▶ _SHORT PROBLEM_
Return every row below that contains the string "wind", treating uppercase and lowercase as different.
────────────────────
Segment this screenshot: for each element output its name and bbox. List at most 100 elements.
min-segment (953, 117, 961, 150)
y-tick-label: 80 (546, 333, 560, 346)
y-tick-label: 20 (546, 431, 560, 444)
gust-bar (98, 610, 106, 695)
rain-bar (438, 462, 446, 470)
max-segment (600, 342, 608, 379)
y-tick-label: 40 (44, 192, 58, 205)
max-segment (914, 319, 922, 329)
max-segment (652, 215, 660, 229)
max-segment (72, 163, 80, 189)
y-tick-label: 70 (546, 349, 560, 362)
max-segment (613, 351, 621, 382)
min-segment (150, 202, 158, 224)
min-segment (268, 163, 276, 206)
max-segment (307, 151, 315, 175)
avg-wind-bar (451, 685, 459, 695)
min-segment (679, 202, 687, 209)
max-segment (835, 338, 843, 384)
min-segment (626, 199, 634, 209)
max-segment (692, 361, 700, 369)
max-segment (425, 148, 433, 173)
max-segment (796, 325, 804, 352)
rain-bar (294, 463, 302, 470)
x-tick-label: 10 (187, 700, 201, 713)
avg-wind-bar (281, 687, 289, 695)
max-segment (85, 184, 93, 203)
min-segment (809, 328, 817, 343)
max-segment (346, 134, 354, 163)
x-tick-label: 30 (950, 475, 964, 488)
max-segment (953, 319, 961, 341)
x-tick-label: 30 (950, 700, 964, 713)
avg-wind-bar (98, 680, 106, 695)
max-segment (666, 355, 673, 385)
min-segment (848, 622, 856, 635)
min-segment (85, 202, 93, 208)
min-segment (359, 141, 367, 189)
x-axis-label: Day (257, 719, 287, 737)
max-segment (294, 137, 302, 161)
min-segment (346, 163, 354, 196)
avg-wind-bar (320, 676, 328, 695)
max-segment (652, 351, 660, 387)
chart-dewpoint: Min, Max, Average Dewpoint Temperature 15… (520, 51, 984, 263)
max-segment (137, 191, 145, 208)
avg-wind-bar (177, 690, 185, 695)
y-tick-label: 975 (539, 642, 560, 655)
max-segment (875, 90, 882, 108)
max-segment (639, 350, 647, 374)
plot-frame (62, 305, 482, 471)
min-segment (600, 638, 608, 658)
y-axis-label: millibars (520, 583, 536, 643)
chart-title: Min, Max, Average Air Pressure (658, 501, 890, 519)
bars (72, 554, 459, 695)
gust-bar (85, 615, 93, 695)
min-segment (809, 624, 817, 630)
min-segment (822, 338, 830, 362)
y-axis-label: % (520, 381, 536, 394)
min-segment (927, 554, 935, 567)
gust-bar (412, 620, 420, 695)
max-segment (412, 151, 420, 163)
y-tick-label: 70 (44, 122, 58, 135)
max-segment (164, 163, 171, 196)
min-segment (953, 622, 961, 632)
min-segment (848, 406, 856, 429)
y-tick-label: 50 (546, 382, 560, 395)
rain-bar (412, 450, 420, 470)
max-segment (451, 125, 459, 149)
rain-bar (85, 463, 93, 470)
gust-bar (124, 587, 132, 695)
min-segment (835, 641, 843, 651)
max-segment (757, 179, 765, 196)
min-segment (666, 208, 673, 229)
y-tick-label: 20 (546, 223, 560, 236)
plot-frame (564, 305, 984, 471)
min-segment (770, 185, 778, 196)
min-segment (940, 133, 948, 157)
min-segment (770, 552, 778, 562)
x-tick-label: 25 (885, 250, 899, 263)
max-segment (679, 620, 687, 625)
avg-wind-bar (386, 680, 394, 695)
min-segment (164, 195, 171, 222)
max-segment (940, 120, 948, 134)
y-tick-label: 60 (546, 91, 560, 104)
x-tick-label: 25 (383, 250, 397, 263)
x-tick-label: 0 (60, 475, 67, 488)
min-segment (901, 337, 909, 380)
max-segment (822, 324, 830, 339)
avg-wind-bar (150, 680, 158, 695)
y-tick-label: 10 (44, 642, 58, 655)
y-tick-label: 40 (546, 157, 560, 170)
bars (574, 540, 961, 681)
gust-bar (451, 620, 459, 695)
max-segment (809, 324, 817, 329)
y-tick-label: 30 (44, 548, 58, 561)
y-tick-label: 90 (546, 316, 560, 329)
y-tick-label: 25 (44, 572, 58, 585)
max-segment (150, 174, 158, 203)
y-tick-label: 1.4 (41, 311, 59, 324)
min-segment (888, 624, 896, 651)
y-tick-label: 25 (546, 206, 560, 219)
────────────────────
▶ _EXERCISE ANSWER_
avg-wind-bar (451, 685, 459, 695)
avg-wind-bar (281, 687, 289, 695)
avg-wind-bar (98, 680, 106, 695)
avg-wind-bar (320, 676, 328, 695)
avg-wind-bar (177, 690, 185, 695)
avg-wind-bar (386, 680, 394, 695)
avg-wind-bar (150, 680, 158, 695)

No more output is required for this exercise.